> _What you have to do_
The entries below are to be repeated exactly as they stand.

> _The input_
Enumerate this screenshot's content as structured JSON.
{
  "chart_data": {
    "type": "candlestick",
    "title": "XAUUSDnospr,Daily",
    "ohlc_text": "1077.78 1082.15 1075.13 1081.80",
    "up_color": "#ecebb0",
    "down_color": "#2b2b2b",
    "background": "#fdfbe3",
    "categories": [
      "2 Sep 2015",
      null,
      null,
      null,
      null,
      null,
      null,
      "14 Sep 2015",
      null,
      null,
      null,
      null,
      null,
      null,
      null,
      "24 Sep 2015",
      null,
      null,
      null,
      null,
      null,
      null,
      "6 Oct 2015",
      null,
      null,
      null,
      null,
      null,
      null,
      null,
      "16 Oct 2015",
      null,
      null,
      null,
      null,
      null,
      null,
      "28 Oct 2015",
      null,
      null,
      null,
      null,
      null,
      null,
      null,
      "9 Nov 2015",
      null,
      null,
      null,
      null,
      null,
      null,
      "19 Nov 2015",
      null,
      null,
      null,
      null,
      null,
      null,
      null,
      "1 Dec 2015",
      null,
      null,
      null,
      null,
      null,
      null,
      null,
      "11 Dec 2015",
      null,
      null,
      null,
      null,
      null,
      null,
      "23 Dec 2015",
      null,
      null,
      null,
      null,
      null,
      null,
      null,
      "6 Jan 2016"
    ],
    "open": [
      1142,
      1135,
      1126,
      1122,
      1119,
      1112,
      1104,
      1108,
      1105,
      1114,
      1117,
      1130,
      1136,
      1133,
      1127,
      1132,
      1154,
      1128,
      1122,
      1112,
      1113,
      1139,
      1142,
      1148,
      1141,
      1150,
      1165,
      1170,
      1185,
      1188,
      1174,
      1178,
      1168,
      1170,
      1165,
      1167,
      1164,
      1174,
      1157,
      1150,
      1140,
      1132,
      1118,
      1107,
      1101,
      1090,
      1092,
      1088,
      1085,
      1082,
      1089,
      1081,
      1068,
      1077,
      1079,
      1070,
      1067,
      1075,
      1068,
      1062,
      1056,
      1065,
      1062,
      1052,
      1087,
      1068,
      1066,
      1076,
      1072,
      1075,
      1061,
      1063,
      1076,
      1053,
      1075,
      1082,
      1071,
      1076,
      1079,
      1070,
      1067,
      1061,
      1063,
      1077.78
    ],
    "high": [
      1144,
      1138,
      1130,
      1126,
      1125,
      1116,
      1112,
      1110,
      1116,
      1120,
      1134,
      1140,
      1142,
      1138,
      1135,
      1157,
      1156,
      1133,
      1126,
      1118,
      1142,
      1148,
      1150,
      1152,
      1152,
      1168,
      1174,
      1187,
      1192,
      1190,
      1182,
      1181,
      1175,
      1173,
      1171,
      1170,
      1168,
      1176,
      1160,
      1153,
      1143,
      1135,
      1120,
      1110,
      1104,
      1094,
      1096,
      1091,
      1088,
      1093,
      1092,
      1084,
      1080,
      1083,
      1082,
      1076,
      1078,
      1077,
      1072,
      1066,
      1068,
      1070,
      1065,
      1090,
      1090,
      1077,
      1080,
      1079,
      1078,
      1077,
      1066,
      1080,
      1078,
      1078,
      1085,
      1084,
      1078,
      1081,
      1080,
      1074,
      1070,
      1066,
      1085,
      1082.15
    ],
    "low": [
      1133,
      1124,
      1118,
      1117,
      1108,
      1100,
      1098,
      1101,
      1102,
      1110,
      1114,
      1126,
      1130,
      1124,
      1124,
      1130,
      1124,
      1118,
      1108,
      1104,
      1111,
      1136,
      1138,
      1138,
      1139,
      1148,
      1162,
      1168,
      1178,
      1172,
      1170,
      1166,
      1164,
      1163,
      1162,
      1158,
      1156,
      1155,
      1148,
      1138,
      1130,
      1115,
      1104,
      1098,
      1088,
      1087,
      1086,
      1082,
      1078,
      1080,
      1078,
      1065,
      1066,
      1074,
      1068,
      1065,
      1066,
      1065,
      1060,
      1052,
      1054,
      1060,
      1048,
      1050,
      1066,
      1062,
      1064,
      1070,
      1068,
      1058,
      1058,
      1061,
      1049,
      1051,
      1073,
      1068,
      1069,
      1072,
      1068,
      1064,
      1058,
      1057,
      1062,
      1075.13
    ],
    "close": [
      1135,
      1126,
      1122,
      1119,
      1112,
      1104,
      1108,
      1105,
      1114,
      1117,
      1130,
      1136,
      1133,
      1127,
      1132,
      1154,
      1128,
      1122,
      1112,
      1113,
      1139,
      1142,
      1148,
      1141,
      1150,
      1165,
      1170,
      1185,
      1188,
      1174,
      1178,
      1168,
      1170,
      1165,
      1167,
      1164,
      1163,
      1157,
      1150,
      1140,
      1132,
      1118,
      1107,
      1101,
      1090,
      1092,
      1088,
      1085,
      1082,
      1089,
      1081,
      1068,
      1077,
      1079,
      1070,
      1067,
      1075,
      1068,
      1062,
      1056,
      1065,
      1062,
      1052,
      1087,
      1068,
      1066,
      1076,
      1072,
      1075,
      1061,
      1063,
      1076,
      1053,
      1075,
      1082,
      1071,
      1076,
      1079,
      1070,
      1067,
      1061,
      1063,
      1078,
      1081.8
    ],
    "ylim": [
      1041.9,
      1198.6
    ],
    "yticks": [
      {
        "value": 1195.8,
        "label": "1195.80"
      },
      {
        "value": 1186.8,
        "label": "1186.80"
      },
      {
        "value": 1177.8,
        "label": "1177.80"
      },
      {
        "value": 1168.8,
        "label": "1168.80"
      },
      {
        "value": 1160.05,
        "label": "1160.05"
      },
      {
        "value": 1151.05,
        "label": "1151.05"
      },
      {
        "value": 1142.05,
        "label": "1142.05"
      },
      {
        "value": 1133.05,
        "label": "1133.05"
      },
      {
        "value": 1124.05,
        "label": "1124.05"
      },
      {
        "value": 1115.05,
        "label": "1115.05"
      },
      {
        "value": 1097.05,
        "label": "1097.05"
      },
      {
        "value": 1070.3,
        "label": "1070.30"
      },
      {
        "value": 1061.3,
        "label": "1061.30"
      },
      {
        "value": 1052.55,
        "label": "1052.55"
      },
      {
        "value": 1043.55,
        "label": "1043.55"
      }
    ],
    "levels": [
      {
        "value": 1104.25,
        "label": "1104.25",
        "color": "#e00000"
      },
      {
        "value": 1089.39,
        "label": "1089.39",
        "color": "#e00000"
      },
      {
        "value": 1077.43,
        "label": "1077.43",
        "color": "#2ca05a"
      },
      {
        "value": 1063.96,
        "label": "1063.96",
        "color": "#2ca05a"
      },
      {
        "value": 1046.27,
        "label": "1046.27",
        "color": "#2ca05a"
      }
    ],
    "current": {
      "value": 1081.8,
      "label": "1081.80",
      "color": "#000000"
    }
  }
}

> _Output for this task_
Enumerate this screenshot's content as structured JSON.
{
  "chart_data": {
    "type": "candlestick",
    "title": "XAUUSDnospr,Daily",
    "ohlc_text": "1077.78 1082.15 1075.13 1081.80",
    "up_color": "#ecebb0",
    "down_color": "#2b2b2b",
    "background": "#fdfbe3",
    "categories": [
      "2 Sep 2015",
      null,
      null,
      null,
      null,
      null,
      null,
      "14 Sep 2015",
      null,
      null,
      null,
      null,
      null,
      null,
      null,
      "24 Sep 2015",
      null,
      null,
      null,
      null,
      null,
      null,
      "6 Oct 2015",
      null,
      null,
      null,
      null,
      null,
      null,
      null,
      "16 Oct 2015",
      null,
      null,
      null,
      null,
      null,
      null,
      "28 Oct 2015",
      null,
      null,
      null,
      null,
      null,
      null,
      null,
      "9 Nov 2015",
      null,
      null,
      null,
      null,
      null,
      null,
      "19 Nov 2015",
      null,
      null,
      null,
      null,
      null,
      null,
      null,
      "1 Dec 2015",
      null,
      null,
      null,
      null,
      null,
      null,
      null,
      "11 Dec 2015",
      null,
      null,
      null,
      null,
      null,
      null,
      "23 Dec 2015",
      null,
      null,
      null,
      null,
      null,
      null,
      null,
      "6 Jan 2016"
    ],
    "open": [
      1142,
      1135,
      1126,
      1122,
      1119,
      1112,
      1104,
      1108,
      1105,
      1114,
      1117,
      1130,
      1136,
      1133,
      1127,
      1132,
      1154,
      1128,
      1122,
      1112,
      1113,
      1139,
      1142,
      1148,
      1141,
      1150,
      1165,
      1170,
      1185,
      1188,
      1174,
      1178,
      1168,
      1170,
      1165,
      1167,
      1164,
      1174,
      1157,
      1150,
      1140,
      1132,
      1118,
      1107,
      1101,
      1090,
      1092,
      1088,
      1085,
      1082,
      1089,
      1081,
      1068,
      1077,
      1079,
      1070,
      1067,
      1075,
      1068,
      1062,
      1056,
      1065,
      1062,
      1052,
      1087,
      1068,
      1066,
      1076,
      1072,
      1075,
      1061,
      1063,
      1076,
      1053,
      1075,
      1082,
      1071,
      1076,
      1079,
      1070,
      1067,
      1061,
      1063,
      1077.78
    ],
    "high": [
      1144,
      1138,
      1130,
      1126,
      1125,
      1116,
      1112,
      1110,
      1116,
      1120,
      1134,
      1140,
      1142,
      1138,
      1135,
      1157,
      1156,
      1133,
      1126,
      1118,
      1142,
      1148,
      1150,
      1152,
      1152,
      1168,
      1174,
      1187,
      1192,
      1190,
      1182,
      1181,
      1175,
      1173,
      1171,
      1170,
      1168,
      1176,
      1160,
      1153,
      1143,
      1135,
      1120,
      1110,
      1104,
      1094,
      1096,
      1091,
      1088,
      1093,
      1092,
      1084,
      1080,
      1083,
      1082,
      1076,
      1078,
      1077,
      1072,
      1066,
      1068,
      1070,
      1065,
      1090,
      1090,
      1077,
      1080,
      1079,
      1078,
      1077,
      1066,
      1080,
      1078,
      1078,
      1085,
      1084,
      1078,
      1081,
      1080,
      1074,
      1070,
      1066,
      1085,
      1082.15
    ],
    "low": [
      1133,
      1124,
      1118,
      1117,
      1108,
      1100,
      1098,
      1101,
      1102,
      1110,
      1114,
      1126,
      1130,
      1124,
      1124,
      1130,
      1124,
      1118,
      1108,
      1104,
      1111,
      1136,
      1138,
      1138,
      1139,
      1148,
      1162,
      1168,
      1178,
      1172,
      1170,
      1166,
      1164,
      1163,
      1162,
      1158,
      1156,
      1155,
      1148,
      1138,
      1130,
      1115,
      1104,
      1098,
      1088,
      1087,
      1086,
      1082,
      1078,
      1080,
      1078,
      1065,
      1066,
      1074,
      1068,
      1065,
      1066,
      1065,
      1060,
      1052,
      1054,
      1060,
      1048,
      1050,
      1066,
      1062,
      1064,
      1070,
      1068,
      1058,
      1058,
      1061,
      1049,
      1051,
      1073,
      1068,
      1069,
      1072,
      1068,
      1064,
      1058,
      1057,
      1062,
      1075.13
    ],
    "close": [
      1135,
      1126,
      1122,
      1119,
      1112,
      1104,
      1108,
      1105,
      1114,
      1117,
      1130,
      1136,
      1133,
      1127,
      1132,
      1154,
      1128,
      1122,
      1112,
      1113,
      1139,
      1142,
      1148,
      1141,
      1150,
      1165,
      1170,
      1185,
      1188,
      1174,
      1178,
      1168,
      1170,
      1165,
      1167,
      1164,
      1163,
      1157,
      1150,
      1140,
      1132,
      1118,
      1107,
      1101,
      1090,
      1092,
      1088,
      1085,
      1082,
      1089,
      1081,
      1068,
      1077,
      1079,
      1070,
      1067,
      1075,
      1068,
      1062,
      1056,
      1065,
      1062,
      1052,
      1087,
      1068,
      1066,
      1076,
      1072,
      1075,
      1061,
      1063,
      1076,
      1053,
      1075,
      1082,
      1071,
      1076,
      1079,
      1070,
      1067,
      1061,
      1063,
      1078,
      1081.8
    ],
    "ylim": [
      1041.9,
      1198.6
    ],
    "yticks": [
      {
        "value": 1195.8,
        "label": "1195.80"
      },
      {
        "value": 1186.8,
        "label": "1186.80"
      },
      {
        "value": 1177.8,
        "label": "1177.80"
      },
      {
        "value": 1168.8,
        "label": "1168.80"
      },
      {
        "value": 1160.05,
        "label": "1160.05"
      },
      {
        "value": 1151.05,
        "label": "1151.05"
      },
      {
        "value": 1142.05,
        "label": "1142.05"
      },
      {
        "value": 1133.05,
        "label": "1133.05"
      },
      {
        "value": 1124.05,
        "label": "1124.05"
      },
      {
        "value": 1115.05,
        "label": "1115.05"
      },
      {
        "value": 1097.05,
        "label": "1097.05"
      },
      {
        "value": 1070.3,
        "label": "1070.30"
      },
      {
        "value": 1061.3,
        "label": "1061.30"
      },
      {
        "value": 1052.55,
        "label": "1052.55"
      },
      {
        "value": 1043.55,
        "label": "1043.55"
      }
    ],
    "levels": [
      {
        "value": 1104.25,
        "label": "1104.25",
        "color": "#e00000"
      },
      {
        "value": 1089.39,
        "label": "1089.39",
        "color": "#e00000"
      },
      {
        "value": 1077.43,
        "label": "1077.43",
        "color": "#2ca05a"
      },
      {
        "value": 1063.96,
        "label": "1063.96",
        "color": "#2ca05a"
      },
      {
        "value": 1046.27,
        "label": "1046.27",
        "color": "#2ca05a"
      }
    ],
    "current": {
      "value": 1081.8,
      "label": "1081.80",
      "color": "#000000"
    }
  }
}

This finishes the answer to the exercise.